Images appear in the records below; leave them out and repeat everything else exactly.

*DATA SECTION*.
◇ ◇ ◇ ◇

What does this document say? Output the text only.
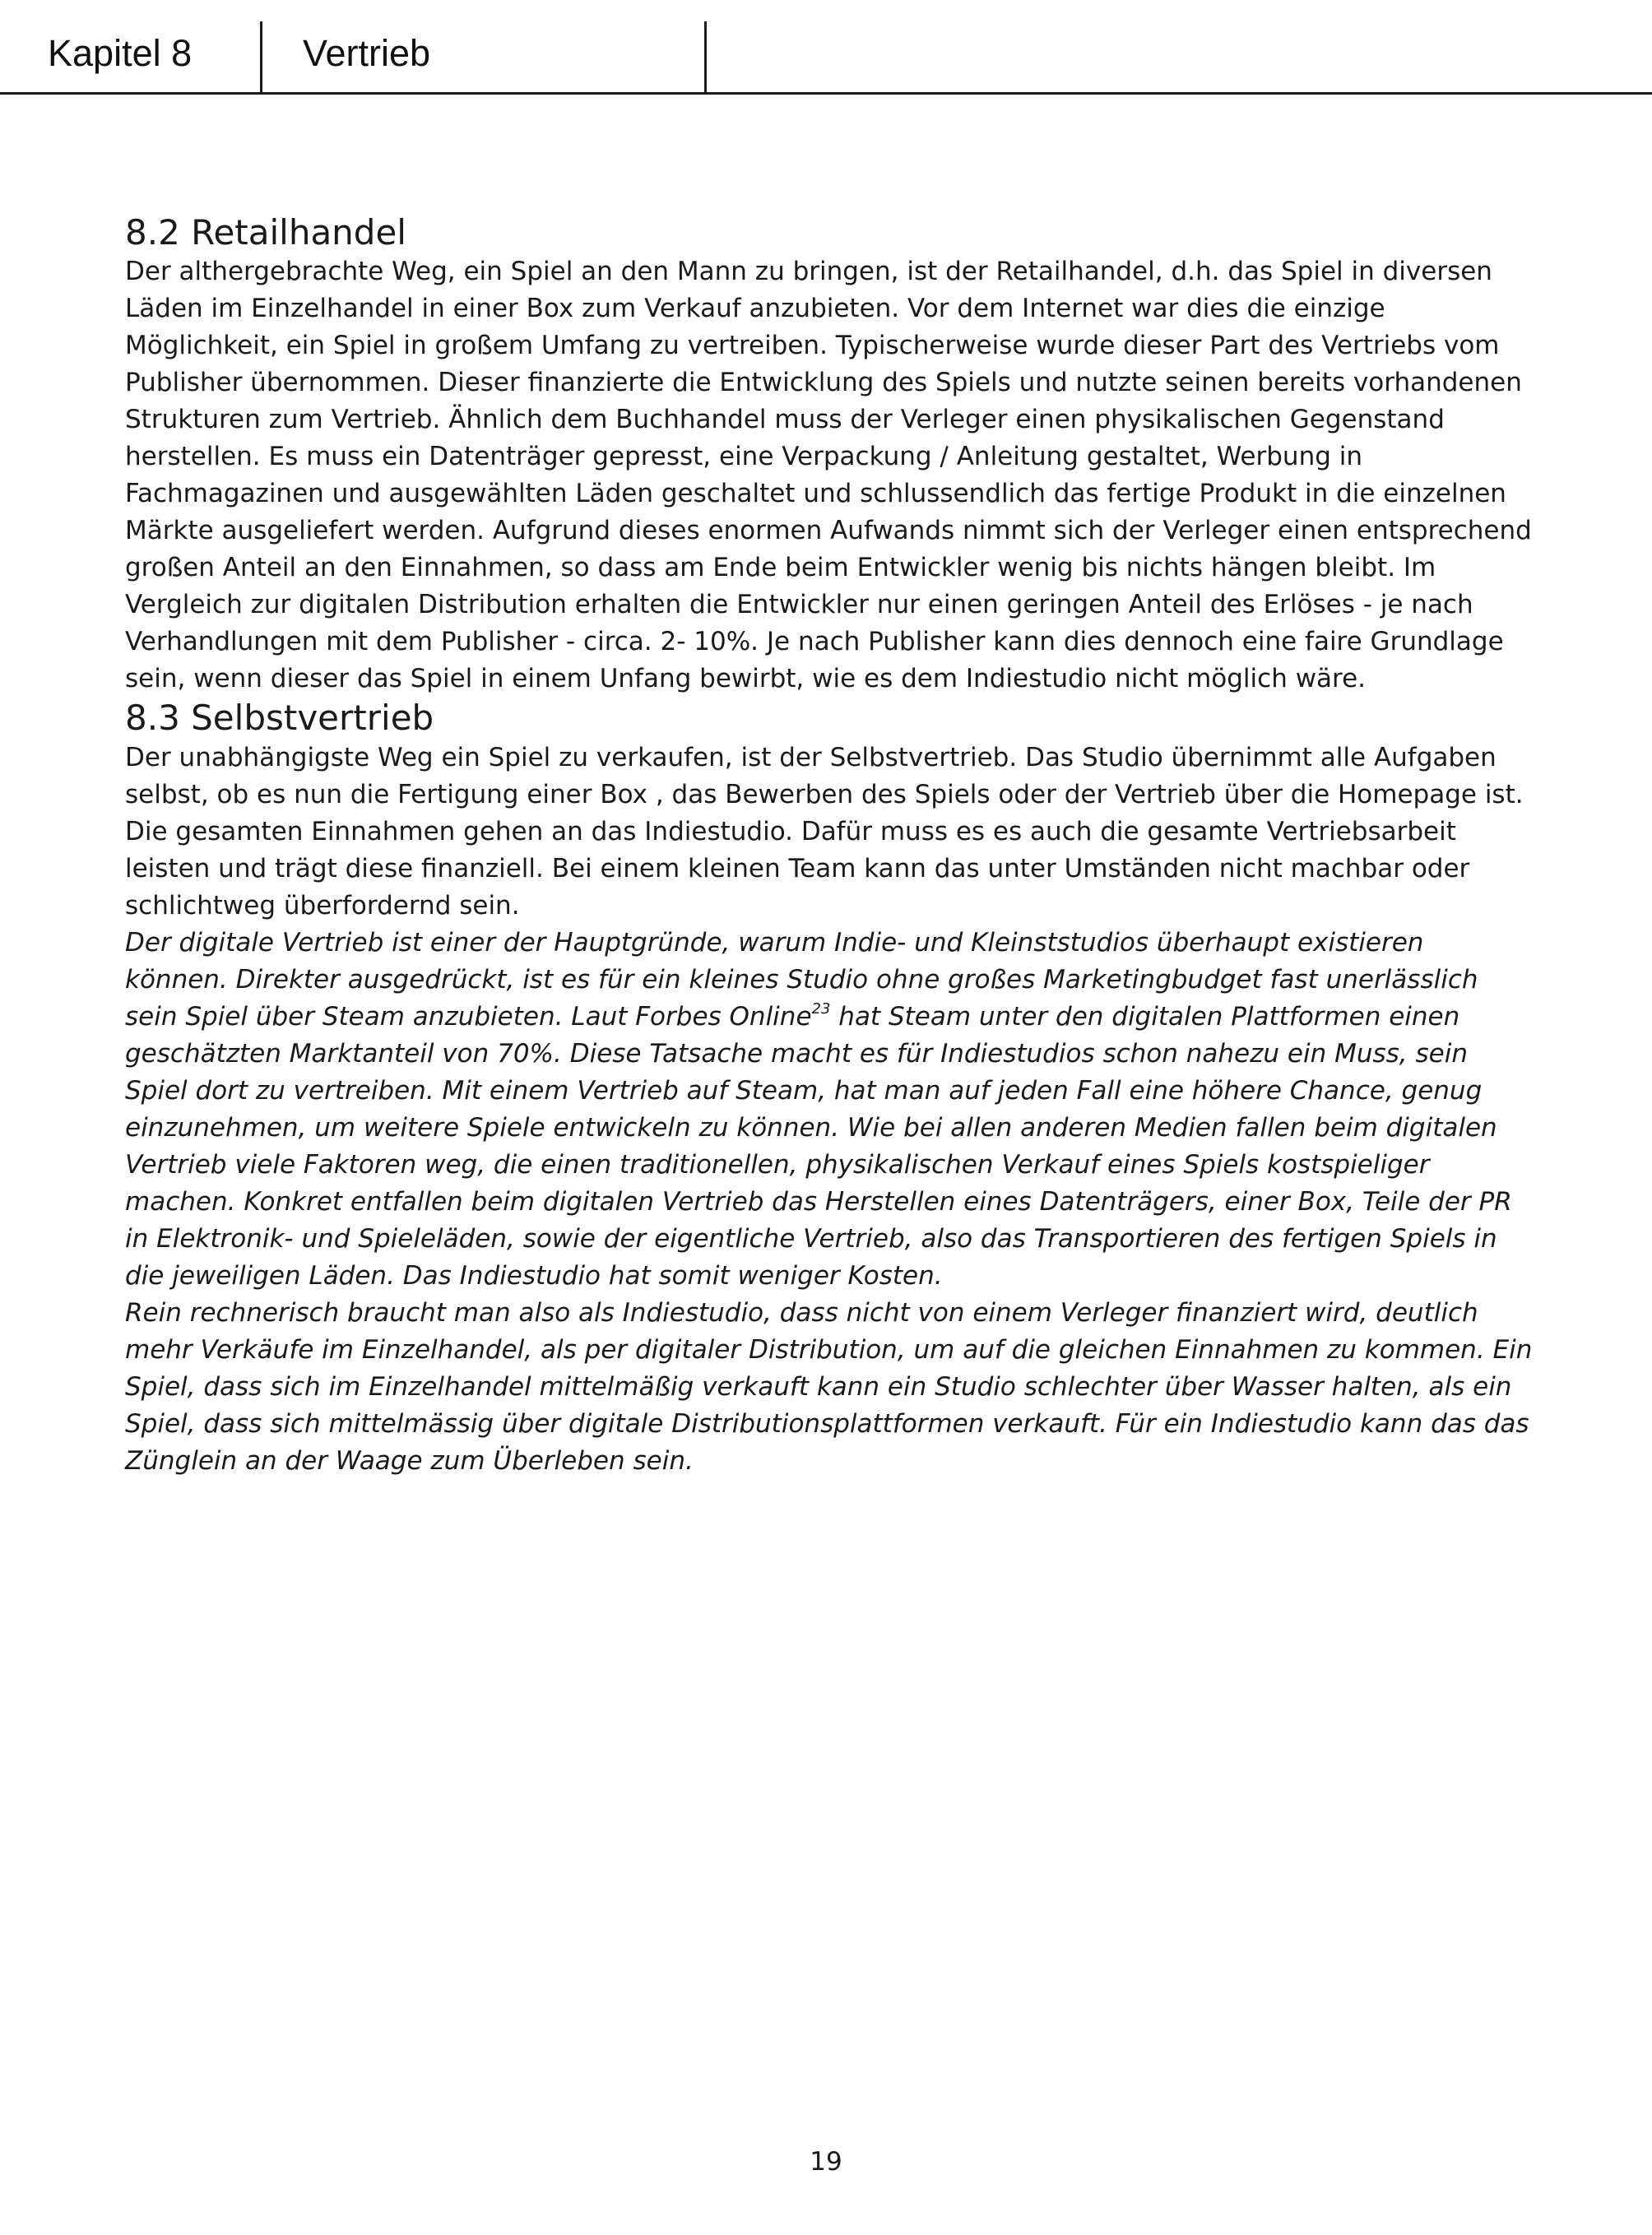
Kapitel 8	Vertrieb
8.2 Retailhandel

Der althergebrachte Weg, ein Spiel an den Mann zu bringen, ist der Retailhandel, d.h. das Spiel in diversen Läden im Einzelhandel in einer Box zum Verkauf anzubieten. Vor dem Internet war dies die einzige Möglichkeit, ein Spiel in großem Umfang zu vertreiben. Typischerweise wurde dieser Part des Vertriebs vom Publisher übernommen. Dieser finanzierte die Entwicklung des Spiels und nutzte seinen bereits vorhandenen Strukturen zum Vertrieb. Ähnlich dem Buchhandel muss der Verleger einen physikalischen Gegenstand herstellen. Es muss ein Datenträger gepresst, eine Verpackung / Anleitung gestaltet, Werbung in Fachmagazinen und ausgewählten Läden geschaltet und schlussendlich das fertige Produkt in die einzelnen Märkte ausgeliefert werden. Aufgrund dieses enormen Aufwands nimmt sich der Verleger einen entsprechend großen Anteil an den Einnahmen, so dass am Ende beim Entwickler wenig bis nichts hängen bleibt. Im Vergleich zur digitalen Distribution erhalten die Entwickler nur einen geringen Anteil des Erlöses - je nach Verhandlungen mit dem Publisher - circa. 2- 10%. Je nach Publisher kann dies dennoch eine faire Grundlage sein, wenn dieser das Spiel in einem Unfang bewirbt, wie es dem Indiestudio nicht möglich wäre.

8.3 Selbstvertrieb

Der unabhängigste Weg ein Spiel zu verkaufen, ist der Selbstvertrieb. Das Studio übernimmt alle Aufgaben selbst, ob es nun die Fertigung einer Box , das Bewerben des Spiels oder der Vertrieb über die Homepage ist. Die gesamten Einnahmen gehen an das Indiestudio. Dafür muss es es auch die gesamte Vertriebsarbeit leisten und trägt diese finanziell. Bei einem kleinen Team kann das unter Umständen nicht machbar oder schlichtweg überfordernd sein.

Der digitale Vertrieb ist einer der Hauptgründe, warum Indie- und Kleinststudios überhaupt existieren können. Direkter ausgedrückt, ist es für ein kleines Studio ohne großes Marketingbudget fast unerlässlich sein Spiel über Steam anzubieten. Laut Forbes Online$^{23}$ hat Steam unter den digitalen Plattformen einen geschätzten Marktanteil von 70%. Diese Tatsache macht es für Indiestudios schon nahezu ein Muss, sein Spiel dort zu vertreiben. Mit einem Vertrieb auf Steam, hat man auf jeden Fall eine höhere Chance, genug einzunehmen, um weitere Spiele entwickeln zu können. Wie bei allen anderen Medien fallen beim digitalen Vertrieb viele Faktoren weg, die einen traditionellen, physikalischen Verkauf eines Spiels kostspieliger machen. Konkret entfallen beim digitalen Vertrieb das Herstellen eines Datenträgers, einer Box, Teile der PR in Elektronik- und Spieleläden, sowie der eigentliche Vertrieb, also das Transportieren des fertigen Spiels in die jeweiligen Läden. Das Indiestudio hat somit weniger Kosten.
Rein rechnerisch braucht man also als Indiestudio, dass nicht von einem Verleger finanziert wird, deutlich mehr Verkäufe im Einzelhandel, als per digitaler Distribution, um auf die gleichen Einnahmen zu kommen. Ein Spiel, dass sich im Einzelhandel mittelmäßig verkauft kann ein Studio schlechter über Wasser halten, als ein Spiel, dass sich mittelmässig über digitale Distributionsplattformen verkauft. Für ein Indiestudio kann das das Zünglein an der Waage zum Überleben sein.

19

◇ ◇ ◇ ◇

*PROBLEM SOLUTION*.
What does this document say? Output the text only.
Kapitel 8	Vertrieb
8.2 Retailhandel

Der althergebrachte Weg, ein Spiel an den Mann zu bringen, ist der Retailhandel, d.h. das Spiel in diversen Läden im Einzelhandel in einer Box zum Verkauf anzubieten. Vor dem Internet war dies die einzige Möglichkeit, ein Spiel in großem Umfang zu vertreiben. Typischerweise wurde dieser Part des Vertriebs vom Publisher übernommen. Dieser finanzierte die Entwicklung des Spiels und nutzte seinen bereits vorhandenen Strukturen zum Vertrieb. Ähnlich dem Buchhandel muss der Verleger einen physikalischen Gegenstand herstellen. Es muss ein Datenträger gepresst, eine Verpackung / Anleitung gestaltet, Werbung in Fachmagazinen und ausgewählten Läden geschaltet und schlussendlich das fertige Produkt in die einzelnen Märkte ausgeliefert werden. Aufgrund dieses enormen Aufwands nimmt sich der Verleger einen entsprechend großen Anteil an den Einnahmen, so dass am Ende beim Entwickler wenig bis nichts hängen bleibt. Im Vergleich zur digitalen Distribution erhalten die Entwickler nur einen geringen Anteil des Erlöses - je nach Verhandlungen mit dem Publisher - circa. 2- 10%. Je nach Publisher kann dies dennoch eine faire Grundlage sein, wenn dieser das Spiel in einem Unfang bewirbt, wie es dem Indiestudio nicht möglich wäre.

8.3 Selbstvertrieb

Der unabhängigste Weg ein Spiel zu verkaufen, ist der Selbstvertrieb. Das Studio übernimmt alle Aufgaben selbst, ob es nun die Fertigung einer Box , das Bewerben des Spiels oder der Vertrieb über die Homepage ist. Die gesamten Einnahmen gehen an das Indiestudio. Dafür muss es es auch die gesamte Vertriebsarbeit leisten und trägt diese finanziell. Bei einem kleinen Team kann das unter Umständen nicht machbar oder schlichtweg überfordernd sein.

Der digitale Vertrieb ist einer der Hauptgründe, warum Indie- und Kleinststudios überhaupt existieren können. Direkter ausgedrückt, ist es für ein kleines Studio ohne großes Marketingbudget fast unerlässlich sein Spiel über Steam anzubieten. Laut Forbes Online$^{23}$ hat Steam unter den digitalen Plattformen einen geschätzten Marktanteil von 70%. Diese Tatsache macht es für Indiestudios schon nahezu ein Muss, sein Spiel dort zu vertreiben. Mit einem Vertrieb auf Steam, hat man auf jeden Fall eine höhere Chance, genug einzunehmen, um weitere Spiele entwickeln zu können. Wie bei allen anderen Medien fallen beim digitalen Vertrieb viele Faktoren weg, die einen traditionellen, physikalischen Verkauf eines Spiels kostspieliger machen. Konkret entfallen beim digitalen Vertrieb das Herstellen eines Datenträgers, einer Box, Teile der PR in Elektronik- und Spieleläden, sowie der eigentliche Vertrieb, also das Transportieren des fertigen Spiels in die jeweiligen Läden. Das Indiestudio hat somit weniger Kosten.
Rein rechnerisch braucht man also als Indiestudio, dass nicht von einem Verleger finanziert wird, deutlich mehr Verkäufe im Einzelhandel, als per digitaler Distribution, um auf die gleichen Einnahmen zu kommen. Ein Spiel, dass sich im Einzelhandel mittelmäßig verkauft kann ein Studio schlechter über Wasser halten, als ein Spiel, dass sich mittelmässig über digitale Distributionsplattformen verkauft. Für ein Indiestudio kann das das Zünglein an der Waage zum Überleben sein.

19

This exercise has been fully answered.